[Figure record listings]

=-=-=-=-=

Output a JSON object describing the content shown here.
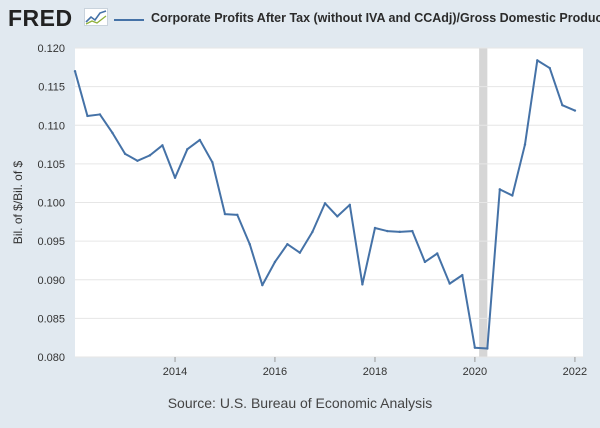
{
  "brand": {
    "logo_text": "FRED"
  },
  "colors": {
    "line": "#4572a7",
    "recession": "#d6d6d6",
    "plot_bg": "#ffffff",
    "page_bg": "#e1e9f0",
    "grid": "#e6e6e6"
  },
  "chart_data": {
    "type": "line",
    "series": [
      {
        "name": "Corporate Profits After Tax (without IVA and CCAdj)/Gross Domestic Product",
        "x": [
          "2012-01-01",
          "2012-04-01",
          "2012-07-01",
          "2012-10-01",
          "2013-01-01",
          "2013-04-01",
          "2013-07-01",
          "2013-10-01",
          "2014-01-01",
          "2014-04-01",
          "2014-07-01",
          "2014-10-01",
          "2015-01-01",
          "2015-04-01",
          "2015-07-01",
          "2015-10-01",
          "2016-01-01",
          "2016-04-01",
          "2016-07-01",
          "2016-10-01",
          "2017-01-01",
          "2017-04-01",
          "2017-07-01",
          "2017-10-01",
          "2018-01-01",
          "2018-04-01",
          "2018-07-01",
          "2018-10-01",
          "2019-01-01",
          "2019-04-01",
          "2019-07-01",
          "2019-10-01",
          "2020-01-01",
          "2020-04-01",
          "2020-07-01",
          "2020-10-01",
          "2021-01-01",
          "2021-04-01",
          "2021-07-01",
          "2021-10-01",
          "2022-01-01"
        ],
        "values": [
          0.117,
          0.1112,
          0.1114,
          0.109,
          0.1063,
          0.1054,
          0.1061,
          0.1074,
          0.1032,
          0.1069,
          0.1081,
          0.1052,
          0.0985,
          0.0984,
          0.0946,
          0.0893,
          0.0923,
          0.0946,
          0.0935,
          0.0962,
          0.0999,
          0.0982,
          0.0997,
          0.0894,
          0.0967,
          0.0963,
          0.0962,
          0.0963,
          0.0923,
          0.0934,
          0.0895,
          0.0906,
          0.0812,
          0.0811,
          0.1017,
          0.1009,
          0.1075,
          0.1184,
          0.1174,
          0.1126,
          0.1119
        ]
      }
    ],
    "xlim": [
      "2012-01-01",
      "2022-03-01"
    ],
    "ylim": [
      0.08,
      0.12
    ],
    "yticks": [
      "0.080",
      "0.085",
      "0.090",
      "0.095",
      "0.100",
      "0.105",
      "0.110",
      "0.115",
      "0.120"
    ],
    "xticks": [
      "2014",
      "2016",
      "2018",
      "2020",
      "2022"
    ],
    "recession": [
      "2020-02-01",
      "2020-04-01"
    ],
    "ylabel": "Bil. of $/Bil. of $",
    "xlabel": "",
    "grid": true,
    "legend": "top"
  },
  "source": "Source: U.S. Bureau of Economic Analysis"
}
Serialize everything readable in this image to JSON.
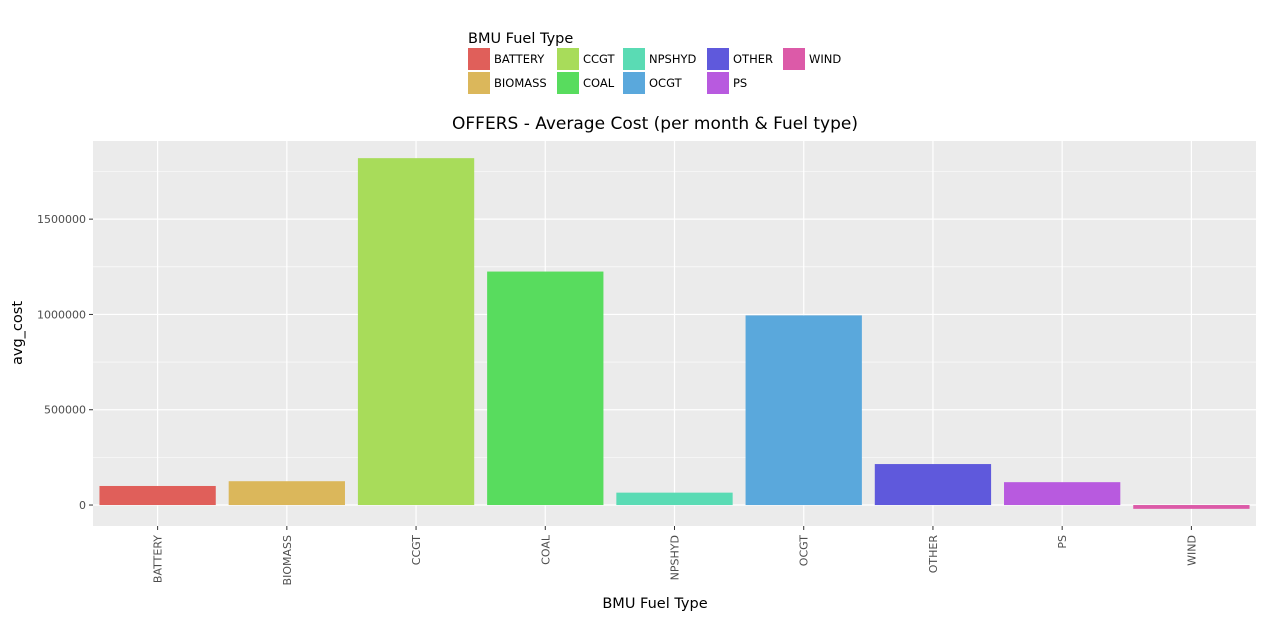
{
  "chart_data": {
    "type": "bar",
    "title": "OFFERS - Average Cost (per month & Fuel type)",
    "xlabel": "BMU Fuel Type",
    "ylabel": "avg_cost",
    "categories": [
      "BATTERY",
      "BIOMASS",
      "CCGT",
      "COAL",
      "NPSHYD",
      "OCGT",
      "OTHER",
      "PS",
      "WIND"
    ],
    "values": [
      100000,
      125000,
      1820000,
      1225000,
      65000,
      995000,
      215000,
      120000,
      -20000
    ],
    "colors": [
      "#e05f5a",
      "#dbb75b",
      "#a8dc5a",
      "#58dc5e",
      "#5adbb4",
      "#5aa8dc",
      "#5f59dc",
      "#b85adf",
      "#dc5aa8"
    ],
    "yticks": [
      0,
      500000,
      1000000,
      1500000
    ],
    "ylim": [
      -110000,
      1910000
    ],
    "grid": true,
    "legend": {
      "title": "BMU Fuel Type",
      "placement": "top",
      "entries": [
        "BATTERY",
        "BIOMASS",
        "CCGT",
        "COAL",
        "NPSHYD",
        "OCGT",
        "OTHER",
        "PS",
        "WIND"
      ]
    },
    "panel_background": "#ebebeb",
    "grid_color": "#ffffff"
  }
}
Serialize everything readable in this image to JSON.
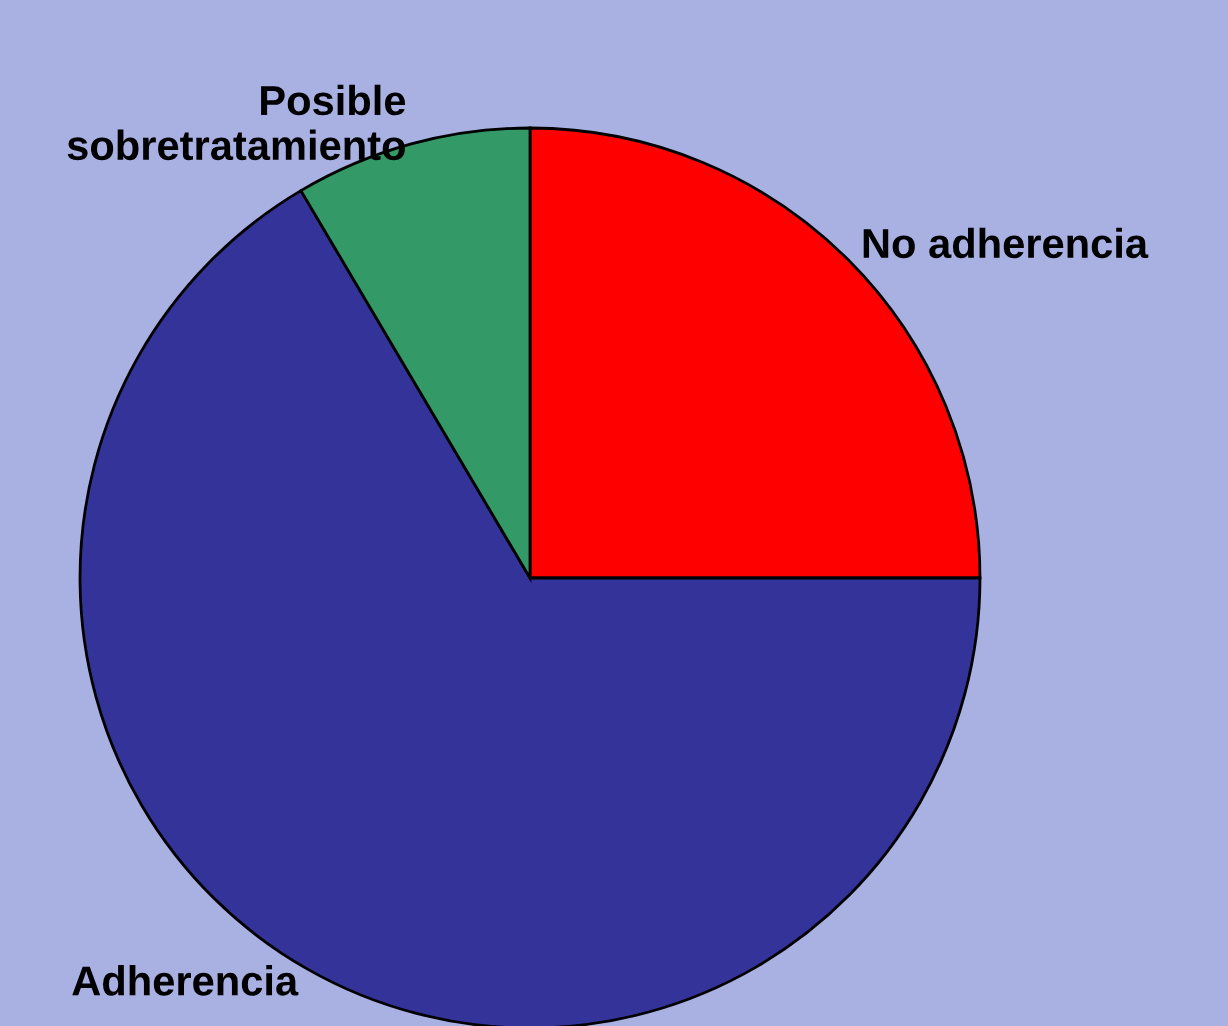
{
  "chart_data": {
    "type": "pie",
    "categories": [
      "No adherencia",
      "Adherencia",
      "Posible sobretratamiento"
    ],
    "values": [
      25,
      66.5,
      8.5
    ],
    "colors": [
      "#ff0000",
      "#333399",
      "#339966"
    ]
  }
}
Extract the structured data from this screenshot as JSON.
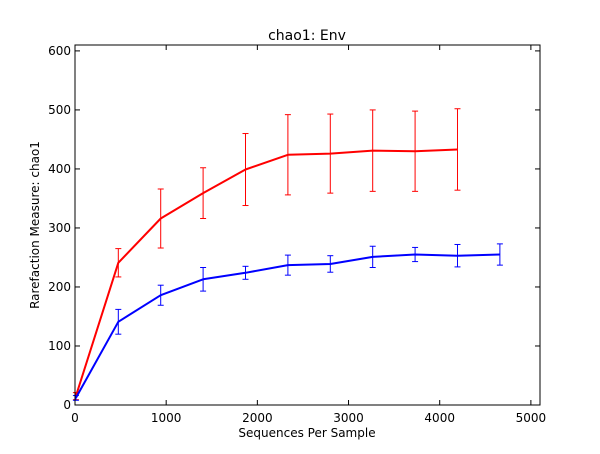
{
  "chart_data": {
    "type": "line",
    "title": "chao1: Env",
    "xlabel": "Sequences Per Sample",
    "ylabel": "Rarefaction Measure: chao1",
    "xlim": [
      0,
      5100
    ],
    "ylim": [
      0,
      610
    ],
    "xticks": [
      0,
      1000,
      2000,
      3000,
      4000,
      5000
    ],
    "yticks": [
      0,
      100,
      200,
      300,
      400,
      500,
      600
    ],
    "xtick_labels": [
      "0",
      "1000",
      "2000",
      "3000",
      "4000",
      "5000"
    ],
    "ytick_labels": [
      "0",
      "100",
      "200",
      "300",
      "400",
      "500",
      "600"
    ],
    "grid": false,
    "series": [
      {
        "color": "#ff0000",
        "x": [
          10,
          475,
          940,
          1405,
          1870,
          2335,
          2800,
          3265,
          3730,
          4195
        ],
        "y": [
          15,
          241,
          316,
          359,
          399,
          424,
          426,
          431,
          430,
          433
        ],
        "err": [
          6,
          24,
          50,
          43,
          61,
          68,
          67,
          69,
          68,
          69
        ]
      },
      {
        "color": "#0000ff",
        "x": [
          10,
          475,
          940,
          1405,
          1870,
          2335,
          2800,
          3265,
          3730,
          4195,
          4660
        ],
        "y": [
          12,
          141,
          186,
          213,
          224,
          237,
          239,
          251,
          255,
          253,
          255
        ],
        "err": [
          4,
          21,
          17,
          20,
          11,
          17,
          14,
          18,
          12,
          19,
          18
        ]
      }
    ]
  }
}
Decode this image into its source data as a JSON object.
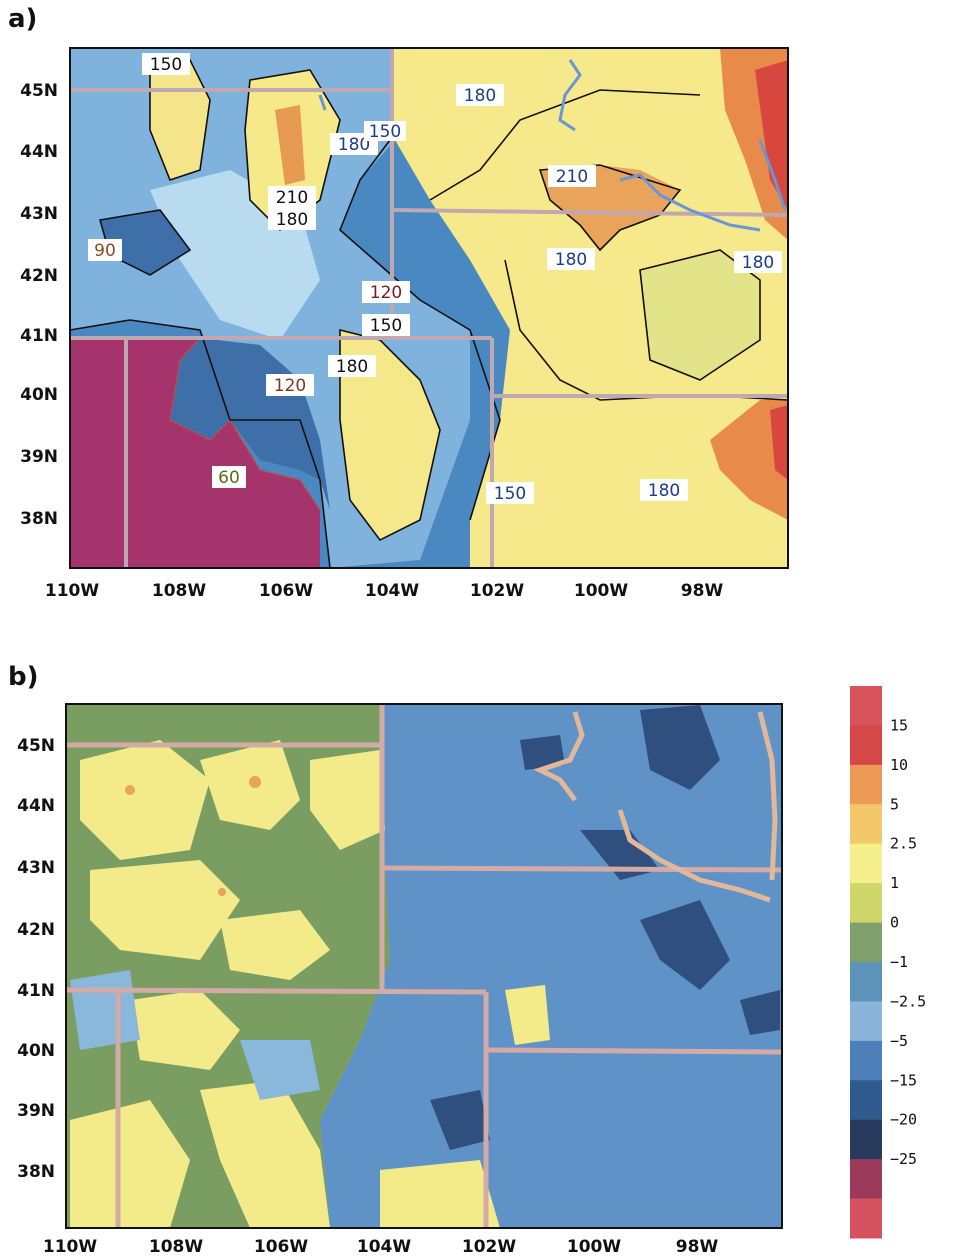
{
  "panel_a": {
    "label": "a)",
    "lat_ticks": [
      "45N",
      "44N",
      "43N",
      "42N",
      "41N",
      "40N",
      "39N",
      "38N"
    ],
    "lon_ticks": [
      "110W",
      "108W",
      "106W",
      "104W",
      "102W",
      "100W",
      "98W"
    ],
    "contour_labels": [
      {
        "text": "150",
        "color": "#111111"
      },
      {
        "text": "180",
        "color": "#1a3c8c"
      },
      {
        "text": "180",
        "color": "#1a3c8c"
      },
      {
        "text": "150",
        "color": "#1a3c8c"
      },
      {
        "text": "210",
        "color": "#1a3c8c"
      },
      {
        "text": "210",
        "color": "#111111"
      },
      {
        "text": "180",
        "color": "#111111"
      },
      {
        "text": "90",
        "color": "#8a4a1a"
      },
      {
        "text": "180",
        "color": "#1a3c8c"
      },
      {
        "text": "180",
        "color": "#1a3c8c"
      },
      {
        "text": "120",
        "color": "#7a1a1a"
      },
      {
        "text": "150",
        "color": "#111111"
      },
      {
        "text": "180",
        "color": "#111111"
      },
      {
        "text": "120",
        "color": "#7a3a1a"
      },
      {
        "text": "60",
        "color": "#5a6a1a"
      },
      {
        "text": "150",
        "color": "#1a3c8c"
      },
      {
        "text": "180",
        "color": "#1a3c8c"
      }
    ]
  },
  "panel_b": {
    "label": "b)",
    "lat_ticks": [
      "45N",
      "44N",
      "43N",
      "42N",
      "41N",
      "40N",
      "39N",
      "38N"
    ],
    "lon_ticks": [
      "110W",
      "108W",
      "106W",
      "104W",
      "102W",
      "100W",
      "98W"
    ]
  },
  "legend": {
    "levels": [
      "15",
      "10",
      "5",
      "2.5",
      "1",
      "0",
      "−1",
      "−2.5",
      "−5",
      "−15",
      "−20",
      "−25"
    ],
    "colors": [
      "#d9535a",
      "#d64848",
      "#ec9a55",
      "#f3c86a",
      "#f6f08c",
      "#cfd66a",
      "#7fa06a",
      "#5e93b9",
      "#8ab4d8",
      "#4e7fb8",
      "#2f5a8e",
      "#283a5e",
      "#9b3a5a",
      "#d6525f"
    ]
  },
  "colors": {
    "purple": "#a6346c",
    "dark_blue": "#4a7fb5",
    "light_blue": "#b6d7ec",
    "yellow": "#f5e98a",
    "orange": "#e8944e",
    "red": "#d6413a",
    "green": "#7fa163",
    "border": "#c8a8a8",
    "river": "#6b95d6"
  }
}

=-=-=-=-=

● **THE REQUEST**: Lines of the listing that contain the word "source" are to be counted; report only their number.

● **FINAL RESULT**: 2